* **Aim of the exercise**
Write every record out again exactly, and keep images out of it.

------------------------------------------------------------------------

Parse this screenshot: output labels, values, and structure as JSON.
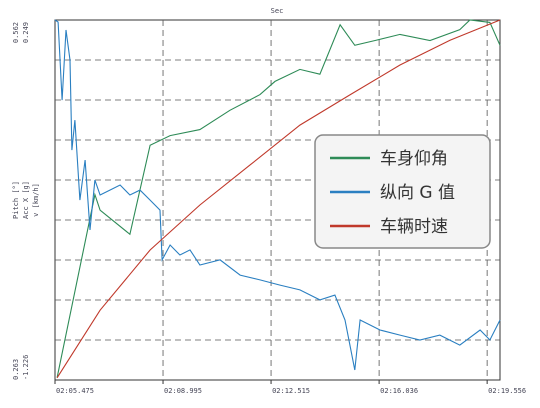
{
  "chart_data": {
    "type": "line",
    "xlabel": "Sec",
    "xlim": [
      0,
      14.5
    ],
    "xticks": [
      {
        "value": 0,
        "label": "02:05.475"
      },
      {
        "value": 3.52,
        "label": "02:08.995"
      },
      {
        "value": 7.04,
        "label": "02:12.515"
      },
      {
        "value": 10.561,
        "label": "02:16.036"
      },
      {
        "value": 14.081,
        "label": "02:19.556"
      }
    ],
    "axes": [
      {
        "label": "Pitch [°]",
        "ylim": [
          0.263,
          0.562
        ]
      },
      {
        "label": "Acc X [g]",
        "ylim": [
          -1.226,
          0.249
        ]
      },
      {
        "label": "v [km/h]",
        "ylim": [
          0,
          100
        ]
      }
    ],
    "grid": true,
    "legend": "right",
    "series": [
      {
        "name": "车身仰角",
        "color": "#2e8b57",
        "axis": 0,
        "x": [
          0.07,
          1.3,
          1.47,
          2.44,
          3.1,
          3.75,
          4.72,
          5.7,
          6.68,
          7.17,
          7.98,
          8.63,
          9.29,
          9.77,
          10.43,
          11.24,
          12.22,
          13.19,
          13.52,
          14.17,
          14.5
        ],
        "values": [
          0.265,
          0.417,
          0.404,
          0.384,
          0.458,
          0.466,
          0.471,
          0.487,
          0.5,
          0.511,
          0.521,
          0.517,
          0.558,
          0.541,
          0.545,
          0.55,
          0.545,
          0.554,
          0.562,
          0.56,
          0.541
        ]
      },
      {
        "name": "纵向 G 值",
        "color": "#2a7fc1",
        "axis": 1,
        "x": [
          0,
          0.1,
          0.23,
          0.36,
          0.49,
          0.55,
          0.65,
          0.81,
          0.98,
          1.14,
          1.3,
          1.47,
          1.79,
          2.12,
          2.44,
          2.77,
          3.1,
          3.42,
          3.49,
          3.75,
          4.07,
          4.4,
          4.72,
          5.38,
          6.03,
          6.68,
          7.33,
          7.98,
          8.63,
          9.12,
          9.45,
          9.77,
          9.94,
          10.59,
          11.24,
          11.89,
          12.54,
          13.19,
          13.85,
          14.17,
          14.5
        ],
        "values": [
          0.249,
          0.241,
          -0.079,
          0.208,
          0.085,
          -0.284,
          -0.161,
          -0.489,
          -0.325,
          -0.611,
          -0.407,
          -0.468,
          -0.448,
          -0.427,
          -0.468,
          -0.448,
          -0.489,
          -0.53,
          -0.734,
          -0.673,
          -0.714,
          -0.693,
          -0.755,
          -0.734,
          -0.796,
          -0.816,
          -0.837,
          -0.857,
          -0.898,
          -0.878,
          -0.98,
          -1.185,
          -0.98,
          -1.021,
          -1.042,
          -1.062,
          -1.042,
          -1.083,
          -1.021,
          -1.062,
          -0.98
        ]
      },
      {
        "name": "车辆时速",
        "color": "#c0392b",
        "axis": 2,
        "x": [
          0.07,
          1.47,
          3.1,
          4.72,
          6.35,
          7.98,
          9.61,
          11.24,
          12.87,
          14.5
        ],
        "values": [
          0.6,
          19.4,
          36.1,
          48.6,
          59.7,
          70.8,
          79.2,
          87.5,
          94.4,
          100
        ]
      }
    ]
  }
}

------------------------------------------------------------------------

* **Task answer**
Parse this screenshot: output labels, values, and structure as JSON.
{
  "chart_data": {
    "type": "line",
    "xlabel": "Sec",
    "xlim": [
      0,
      14.5
    ],
    "xticks": [
      {
        "value": 0,
        "label": "02:05.475"
      },
      {
        "value": 3.52,
        "label": "02:08.995"
      },
      {
        "value": 7.04,
        "label": "02:12.515"
      },
      {
        "value": 10.561,
        "label": "02:16.036"
      },
      {
        "value": 14.081,
        "label": "02:19.556"
      }
    ],
    "axes": [
      {
        "label": "Pitch [°]",
        "ylim": [
          0.263,
          0.562
        ]
      },
      {
        "label": "Acc X [g]",
        "ylim": [
          -1.226,
          0.249
        ]
      },
      {
        "label": "v [km/h]",
        "ylim": [
          0,
          100
        ]
      }
    ],
    "grid": true,
    "legend": "right",
    "series": [
      {
        "name": "车身仰角",
        "color": "#2e8b57",
        "axis": 0,
        "x": [
          0.07,
          1.3,
          1.47,
          2.44,
          3.1,
          3.75,
          4.72,
          5.7,
          6.68,
          7.17,
          7.98,
          8.63,
          9.29,
          9.77,
          10.43,
          11.24,
          12.22,
          13.19,
          13.52,
          14.17,
          14.5
        ],
        "values": [
          0.265,
          0.417,
          0.404,
          0.384,
          0.458,
          0.466,
          0.471,
          0.487,
          0.5,
          0.511,
          0.521,
          0.517,
          0.558,
          0.541,
          0.545,
          0.55,
          0.545,
          0.554,
          0.562,
          0.56,
          0.541
        ]
      },
      {
        "name": "纵向 G 值",
        "color": "#2a7fc1",
        "axis": 1,
        "x": [
          0,
          0.1,
          0.23,
          0.36,
          0.49,
          0.55,
          0.65,
          0.81,
          0.98,
          1.14,
          1.3,
          1.47,
          1.79,
          2.12,
          2.44,
          2.77,
          3.1,
          3.42,
          3.49,
          3.75,
          4.07,
          4.4,
          4.72,
          5.38,
          6.03,
          6.68,
          7.33,
          7.98,
          8.63,
          9.12,
          9.45,
          9.77,
          9.94,
          10.59,
          11.24,
          11.89,
          12.54,
          13.19,
          13.85,
          14.17,
          14.5
        ],
        "values": [
          0.249,
          0.241,
          -0.079,
          0.208,
          0.085,
          -0.284,
          -0.161,
          -0.489,
          -0.325,
          -0.611,
          -0.407,
          -0.468,
          -0.448,
          -0.427,
          -0.468,
          -0.448,
          -0.489,
          -0.53,
          -0.734,
          -0.673,
          -0.714,
          -0.693,
          -0.755,
          -0.734,
          -0.796,
          -0.816,
          -0.837,
          -0.857,
          -0.898,
          -0.878,
          -0.98,
          -1.185,
          -0.98,
          -1.021,
          -1.042,
          -1.062,
          -1.042,
          -1.083,
          -1.021,
          -1.062,
          -0.98
        ]
      },
      {
        "name": "车辆时速",
        "color": "#c0392b",
        "axis": 2,
        "x": [
          0.07,
          1.47,
          3.1,
          4.72,
          6.35,
          7.98,
          9.61,
          11.24,
          12.87,
          14.5
        ],
        "values": [
          0.6,
          19.4,
          36.1,
          48.6,
          59.7,
          70.8,
          79.2,
          87.5,
          94.4,
          100
        ]
      }
    ]
  }
}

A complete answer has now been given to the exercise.